Viernes Santo austero

El cielo ofreció una tregua al Viernes Santo. Contra todo pronóstico se volvió azul y las nubes de lluvia dieron paso a unos impolutos cúmulos. Ayer los 11 pasos madrileños salieron a la calle para ofrecer su estación de penitencia. 

Era el día de Jesús de Medinaceli y del Cristo de los Alabarderos, los dos pasos más venerados del Viernes Santo. Paralelos en sus salidas y distantes en sus maneras. 
A las cinco de la tarde, el gentío bullía en los alrededores de la basílica del Cristo de Medinaceli, acercarse a la iglesia se convertía en una tarea imposible, no en vano es la imagen más reverenciada de la ciudad. Entre los fieles que querían verlo salir (el año pasado la lluvia lo impidió) y los penitentes que se acercaban para alcanzar su sitio, la parte baja del Madrid de las Letras rezumaba vida. Ver la salida del paso iba a ser una empresa imposible. 

Por el contrario, a las cinco y media, la plaza de Oriente albergaba a un grupo accesible de fieles entremezclado con turistas que, con la guía en la mano, esperaban ver la salida del Santísimo Cristo de los Alabarderos. «Dice la guía que es una procesión espectacular», explicaba una joven americana. Portugués, inglés, rumano, incluso, árabe, frente a la puerta del Príncipe del Palacio Real la Torre de Babel resucitaba. Había expectación, pero no era lo mismo. 

Los miembros de la Guardia Real goteaban poco a poco. Al mismo tiempo que la plaza iba tragando gente.

«Esto no va a salir a las siete en punto», se quejaba una señora que ya no cumplirá los 70 y que llevaba allí desde las cinco de la tarde. «No están los caballos y hasta que no lleguen los caballos aquí no pasa nada». Pero los caballos nunca llegaron, parece que la crisis también transita por estos pagos. A las siete en punto se abrió la Puerta del Príncipe y el silencio se apoderó de la plaza. Con una austeridad ejemplar, los nazarenos fueron tomando posiciones y luchando contra el frío viento que se empeñaba en apagar sus cirios.
============================================================
Reproduce íntegro y sin cambios el texto de arriba sobre el Viernes Santo en Madrid.

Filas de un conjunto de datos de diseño
============================================================
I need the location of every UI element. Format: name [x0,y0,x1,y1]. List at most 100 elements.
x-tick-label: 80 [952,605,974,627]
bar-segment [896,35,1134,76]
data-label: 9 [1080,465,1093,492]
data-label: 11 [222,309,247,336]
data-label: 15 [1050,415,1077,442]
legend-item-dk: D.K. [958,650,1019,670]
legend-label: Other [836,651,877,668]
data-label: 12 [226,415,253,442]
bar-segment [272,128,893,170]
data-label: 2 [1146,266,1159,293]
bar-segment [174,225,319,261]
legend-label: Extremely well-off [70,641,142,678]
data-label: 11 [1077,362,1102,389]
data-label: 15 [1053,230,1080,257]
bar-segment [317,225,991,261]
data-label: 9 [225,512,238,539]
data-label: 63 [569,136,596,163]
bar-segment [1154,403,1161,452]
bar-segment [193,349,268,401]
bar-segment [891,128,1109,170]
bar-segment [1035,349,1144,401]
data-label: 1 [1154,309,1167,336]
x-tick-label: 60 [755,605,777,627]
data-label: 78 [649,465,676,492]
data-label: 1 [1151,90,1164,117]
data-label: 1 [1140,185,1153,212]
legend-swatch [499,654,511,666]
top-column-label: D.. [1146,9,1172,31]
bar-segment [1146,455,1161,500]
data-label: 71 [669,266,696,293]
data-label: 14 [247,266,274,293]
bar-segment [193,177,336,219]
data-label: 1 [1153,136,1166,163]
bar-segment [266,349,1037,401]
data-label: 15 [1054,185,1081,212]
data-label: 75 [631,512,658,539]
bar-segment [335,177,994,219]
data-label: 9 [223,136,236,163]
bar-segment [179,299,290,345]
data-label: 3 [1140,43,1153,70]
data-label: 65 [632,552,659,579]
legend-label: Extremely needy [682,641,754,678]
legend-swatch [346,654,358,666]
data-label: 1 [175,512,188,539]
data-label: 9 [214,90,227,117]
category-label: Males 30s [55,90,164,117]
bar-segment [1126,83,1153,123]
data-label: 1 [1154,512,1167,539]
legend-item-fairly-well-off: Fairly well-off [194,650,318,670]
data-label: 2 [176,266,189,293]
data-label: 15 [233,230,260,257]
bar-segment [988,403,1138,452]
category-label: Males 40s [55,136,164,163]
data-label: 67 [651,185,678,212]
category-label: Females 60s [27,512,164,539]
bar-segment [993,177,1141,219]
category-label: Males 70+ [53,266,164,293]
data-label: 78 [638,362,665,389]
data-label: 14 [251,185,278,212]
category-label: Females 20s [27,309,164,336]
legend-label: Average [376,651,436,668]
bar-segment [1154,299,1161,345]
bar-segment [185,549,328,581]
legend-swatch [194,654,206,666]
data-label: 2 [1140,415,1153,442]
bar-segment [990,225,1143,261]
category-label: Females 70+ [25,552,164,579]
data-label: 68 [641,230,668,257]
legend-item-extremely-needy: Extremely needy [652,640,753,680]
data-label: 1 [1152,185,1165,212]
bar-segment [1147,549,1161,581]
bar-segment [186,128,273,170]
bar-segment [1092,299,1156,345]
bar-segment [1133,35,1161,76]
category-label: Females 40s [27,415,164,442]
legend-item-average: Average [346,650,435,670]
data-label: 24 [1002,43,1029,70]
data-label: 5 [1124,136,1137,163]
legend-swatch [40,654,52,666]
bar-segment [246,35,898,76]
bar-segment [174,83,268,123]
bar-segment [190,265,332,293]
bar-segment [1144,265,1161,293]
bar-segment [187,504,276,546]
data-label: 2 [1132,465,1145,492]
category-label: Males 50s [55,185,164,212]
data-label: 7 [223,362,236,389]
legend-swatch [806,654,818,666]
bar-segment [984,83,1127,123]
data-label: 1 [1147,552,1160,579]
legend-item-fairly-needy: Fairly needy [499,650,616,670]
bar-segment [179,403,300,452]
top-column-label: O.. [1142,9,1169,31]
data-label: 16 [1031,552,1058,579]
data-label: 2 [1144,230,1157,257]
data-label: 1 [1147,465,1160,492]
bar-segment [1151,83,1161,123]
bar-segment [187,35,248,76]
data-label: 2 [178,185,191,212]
============================================================
> [RESPUESTA ESPERADA]:
Viernes Santo austero

El cielo ofreció una tregua al Viernes Santo. Contra todo pronóstico se volvió azul y las nubes de lluvia dieron paso a unos impolutos cúmulos. Ayer los 11 pasos madrileños salieron a la calle para ofrecer su estación de penitencia. 

Era el día de Jesús de Medinaceli y del Cristo de los Alabarderos, los dos pasos más venerados del Viernes Santo. Paralelos en sus salidas y distantes en sus maneras. 
A las cinco de la tarde, el gentío bullía en los alrededores de la basílica del Cristo de Medinaceli, acercarse a la iglesia se convertía en una tarea imposible, no en vano es la imagen más reverenciada de la ciudad. Entre los fieles que querían verlo salir (el año pasado la lluvia lo impidió) y los penitentes que se acercaban para alcanzar su sitio, la parte baja del Madrid de las Letras rezumaba vida. Ver la salida del paso iba a ser una empresa imposible. 

Por el contrario, a las cinco y media, la plaza de Oriente albergaba a un grupo accesible de fieles entremezclado con turistas que, con la guía en la mano, esperaban ver la salida del Santísimo Cristo de los Alabarderos. «Dice la guía que es una procesión espectacular», explicaba una joven americana. Portugués, inglés, rumano, incluso, árabe, frente a la puerta del Príncipe del Palacio Real la Torre de Babel resucitaba. Había expectación, pero no era lo mismo. 

Los miembros de la Guardia Real goteaban poco a poco. Al mismo tiempo que la plaza iba tragando gente.

«Esto no va a salir a las siete en punto», se quejaba una señora que ya no cumplirá los 70 y que llevaba allí desde las cinco de la tarde. «No están los caballos y hasta que no lleguen los caballos aquí no pasa nada». Pero los caballos nunca llegaron, parece que la crisis también transita por estos pagos. A las siete en punto se abrió la Puerta del Príncipe y el silencio se apoderó de la plaza. Con una austeridad ejemplar, los nazarenos fueron tomando posiciones y luchando contra el frío viento que se empeñaba en apagar sus cirios.